INSTRUCTION: Find the lines below that contain the word "Assist" and count them. Only the number should be given.

Stored records:
───

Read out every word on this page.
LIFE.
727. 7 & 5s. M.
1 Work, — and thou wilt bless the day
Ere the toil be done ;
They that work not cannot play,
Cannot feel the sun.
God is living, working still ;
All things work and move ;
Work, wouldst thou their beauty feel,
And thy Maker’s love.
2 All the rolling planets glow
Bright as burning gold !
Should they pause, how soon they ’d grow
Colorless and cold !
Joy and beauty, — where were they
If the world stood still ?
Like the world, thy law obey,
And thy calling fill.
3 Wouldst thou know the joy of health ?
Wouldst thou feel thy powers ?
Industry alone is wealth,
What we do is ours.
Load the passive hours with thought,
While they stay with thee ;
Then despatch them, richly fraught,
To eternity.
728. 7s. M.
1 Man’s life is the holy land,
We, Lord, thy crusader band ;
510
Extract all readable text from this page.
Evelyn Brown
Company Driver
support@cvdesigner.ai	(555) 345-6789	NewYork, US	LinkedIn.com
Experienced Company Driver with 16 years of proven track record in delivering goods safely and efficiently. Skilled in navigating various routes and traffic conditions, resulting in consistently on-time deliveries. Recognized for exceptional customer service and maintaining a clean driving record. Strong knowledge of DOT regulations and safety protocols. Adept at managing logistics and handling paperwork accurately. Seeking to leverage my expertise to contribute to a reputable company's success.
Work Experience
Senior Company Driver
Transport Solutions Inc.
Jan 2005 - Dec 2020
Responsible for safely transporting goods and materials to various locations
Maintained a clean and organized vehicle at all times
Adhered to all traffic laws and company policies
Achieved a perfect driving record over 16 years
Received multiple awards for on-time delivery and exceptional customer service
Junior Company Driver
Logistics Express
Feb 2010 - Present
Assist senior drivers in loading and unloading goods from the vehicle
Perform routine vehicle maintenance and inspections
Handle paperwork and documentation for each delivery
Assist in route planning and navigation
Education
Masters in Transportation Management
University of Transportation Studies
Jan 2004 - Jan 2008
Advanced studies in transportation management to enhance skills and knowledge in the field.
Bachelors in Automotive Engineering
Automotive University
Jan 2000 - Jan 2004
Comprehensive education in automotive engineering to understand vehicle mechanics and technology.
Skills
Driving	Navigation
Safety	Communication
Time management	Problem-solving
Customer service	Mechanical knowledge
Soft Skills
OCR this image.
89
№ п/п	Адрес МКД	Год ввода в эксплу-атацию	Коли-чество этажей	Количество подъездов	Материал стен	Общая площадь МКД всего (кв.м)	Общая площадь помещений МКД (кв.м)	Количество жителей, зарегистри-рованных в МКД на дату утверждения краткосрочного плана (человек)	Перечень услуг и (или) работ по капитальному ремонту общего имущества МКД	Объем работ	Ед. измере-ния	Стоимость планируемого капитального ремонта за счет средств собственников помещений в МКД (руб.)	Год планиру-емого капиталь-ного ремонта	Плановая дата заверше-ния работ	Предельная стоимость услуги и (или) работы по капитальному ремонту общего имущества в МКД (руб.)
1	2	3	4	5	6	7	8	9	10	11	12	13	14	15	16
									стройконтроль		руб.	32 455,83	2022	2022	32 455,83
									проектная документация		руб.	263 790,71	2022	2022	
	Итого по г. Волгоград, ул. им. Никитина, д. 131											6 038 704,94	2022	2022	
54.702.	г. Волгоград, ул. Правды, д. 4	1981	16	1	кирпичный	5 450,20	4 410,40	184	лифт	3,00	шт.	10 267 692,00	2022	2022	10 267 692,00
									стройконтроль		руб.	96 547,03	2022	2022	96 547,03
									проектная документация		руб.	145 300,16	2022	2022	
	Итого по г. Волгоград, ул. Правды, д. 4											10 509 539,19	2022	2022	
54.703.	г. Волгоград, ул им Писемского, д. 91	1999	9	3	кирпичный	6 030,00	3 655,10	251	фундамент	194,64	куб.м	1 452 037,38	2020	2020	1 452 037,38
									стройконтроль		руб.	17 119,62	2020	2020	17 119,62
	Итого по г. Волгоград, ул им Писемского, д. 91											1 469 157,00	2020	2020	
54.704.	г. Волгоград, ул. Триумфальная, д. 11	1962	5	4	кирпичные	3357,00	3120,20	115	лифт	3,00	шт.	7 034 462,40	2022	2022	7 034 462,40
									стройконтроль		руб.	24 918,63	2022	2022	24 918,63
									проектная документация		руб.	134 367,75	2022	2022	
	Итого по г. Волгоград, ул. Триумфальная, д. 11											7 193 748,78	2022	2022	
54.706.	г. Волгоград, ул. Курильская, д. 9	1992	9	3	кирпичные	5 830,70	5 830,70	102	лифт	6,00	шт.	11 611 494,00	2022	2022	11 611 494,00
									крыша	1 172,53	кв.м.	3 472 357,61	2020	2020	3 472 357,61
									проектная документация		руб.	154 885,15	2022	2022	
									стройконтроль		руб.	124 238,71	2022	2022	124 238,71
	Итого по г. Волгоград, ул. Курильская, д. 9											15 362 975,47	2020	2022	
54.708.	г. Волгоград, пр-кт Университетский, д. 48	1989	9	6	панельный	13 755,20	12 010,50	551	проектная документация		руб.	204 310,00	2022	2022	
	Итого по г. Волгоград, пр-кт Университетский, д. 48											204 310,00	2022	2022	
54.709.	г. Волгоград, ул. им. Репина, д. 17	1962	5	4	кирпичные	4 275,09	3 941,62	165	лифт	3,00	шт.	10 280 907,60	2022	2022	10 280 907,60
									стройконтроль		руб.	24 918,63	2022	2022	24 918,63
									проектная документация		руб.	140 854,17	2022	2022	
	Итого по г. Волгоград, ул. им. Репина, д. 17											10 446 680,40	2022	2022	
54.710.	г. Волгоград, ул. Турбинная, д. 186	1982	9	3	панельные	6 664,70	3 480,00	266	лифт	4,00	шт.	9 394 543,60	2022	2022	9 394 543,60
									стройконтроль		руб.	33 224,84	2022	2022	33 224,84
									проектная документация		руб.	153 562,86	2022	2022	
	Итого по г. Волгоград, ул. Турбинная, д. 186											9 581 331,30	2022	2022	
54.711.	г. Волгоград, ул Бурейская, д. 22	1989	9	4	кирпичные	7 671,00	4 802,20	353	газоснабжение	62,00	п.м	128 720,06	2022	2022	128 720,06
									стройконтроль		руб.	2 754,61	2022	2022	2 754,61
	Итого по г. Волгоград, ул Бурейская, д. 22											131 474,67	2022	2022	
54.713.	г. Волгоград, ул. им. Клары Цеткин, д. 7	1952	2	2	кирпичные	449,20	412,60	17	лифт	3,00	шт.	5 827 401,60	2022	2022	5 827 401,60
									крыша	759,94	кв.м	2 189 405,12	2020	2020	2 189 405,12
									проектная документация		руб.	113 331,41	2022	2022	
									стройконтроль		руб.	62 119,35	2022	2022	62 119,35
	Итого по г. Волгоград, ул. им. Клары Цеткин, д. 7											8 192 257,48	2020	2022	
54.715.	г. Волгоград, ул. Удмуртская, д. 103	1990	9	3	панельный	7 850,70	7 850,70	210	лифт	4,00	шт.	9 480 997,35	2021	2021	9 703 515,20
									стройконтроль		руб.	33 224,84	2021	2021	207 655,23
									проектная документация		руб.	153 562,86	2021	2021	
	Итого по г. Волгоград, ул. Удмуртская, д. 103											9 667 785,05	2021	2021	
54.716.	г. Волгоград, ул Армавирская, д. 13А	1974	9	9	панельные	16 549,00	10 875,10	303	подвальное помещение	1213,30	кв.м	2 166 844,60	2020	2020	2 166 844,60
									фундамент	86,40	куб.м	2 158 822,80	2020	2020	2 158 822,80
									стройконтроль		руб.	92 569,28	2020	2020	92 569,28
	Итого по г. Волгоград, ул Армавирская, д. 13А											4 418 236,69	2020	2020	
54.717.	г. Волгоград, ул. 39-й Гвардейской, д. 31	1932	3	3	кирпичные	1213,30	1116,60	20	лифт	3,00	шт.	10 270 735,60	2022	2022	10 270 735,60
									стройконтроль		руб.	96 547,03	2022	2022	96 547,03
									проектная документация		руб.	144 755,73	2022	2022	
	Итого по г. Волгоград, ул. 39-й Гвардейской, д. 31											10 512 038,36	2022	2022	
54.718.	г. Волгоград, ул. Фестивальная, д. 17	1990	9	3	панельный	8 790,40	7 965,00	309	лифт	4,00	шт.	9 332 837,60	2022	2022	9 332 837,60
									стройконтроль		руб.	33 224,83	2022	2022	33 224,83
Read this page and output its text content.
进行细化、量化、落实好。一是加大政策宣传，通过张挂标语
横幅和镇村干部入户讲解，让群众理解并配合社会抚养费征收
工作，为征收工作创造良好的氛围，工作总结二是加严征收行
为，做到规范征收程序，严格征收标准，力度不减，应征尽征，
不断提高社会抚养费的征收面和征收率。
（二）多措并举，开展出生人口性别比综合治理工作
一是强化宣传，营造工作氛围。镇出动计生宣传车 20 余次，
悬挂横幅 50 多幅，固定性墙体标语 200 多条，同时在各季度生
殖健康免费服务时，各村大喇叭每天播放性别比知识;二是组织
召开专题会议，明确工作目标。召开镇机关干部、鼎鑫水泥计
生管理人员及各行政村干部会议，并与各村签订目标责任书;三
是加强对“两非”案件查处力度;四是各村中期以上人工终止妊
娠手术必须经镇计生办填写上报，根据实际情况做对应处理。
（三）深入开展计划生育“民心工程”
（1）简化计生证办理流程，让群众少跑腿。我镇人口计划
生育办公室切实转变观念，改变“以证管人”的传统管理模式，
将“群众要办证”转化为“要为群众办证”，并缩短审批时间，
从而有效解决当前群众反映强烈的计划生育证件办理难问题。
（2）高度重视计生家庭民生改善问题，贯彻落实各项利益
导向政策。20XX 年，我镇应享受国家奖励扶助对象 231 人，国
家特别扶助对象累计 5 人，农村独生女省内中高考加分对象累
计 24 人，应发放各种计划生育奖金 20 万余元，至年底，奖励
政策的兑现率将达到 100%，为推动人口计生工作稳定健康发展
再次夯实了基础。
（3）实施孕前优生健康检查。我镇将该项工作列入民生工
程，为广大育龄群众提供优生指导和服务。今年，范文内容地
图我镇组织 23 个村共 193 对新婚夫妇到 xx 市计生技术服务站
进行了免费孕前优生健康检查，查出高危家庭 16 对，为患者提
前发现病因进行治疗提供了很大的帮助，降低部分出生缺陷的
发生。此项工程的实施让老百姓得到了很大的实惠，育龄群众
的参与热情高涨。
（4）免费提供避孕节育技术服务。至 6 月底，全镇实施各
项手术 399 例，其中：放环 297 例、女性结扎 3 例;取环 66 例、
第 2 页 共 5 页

───

THE ANSWER: 2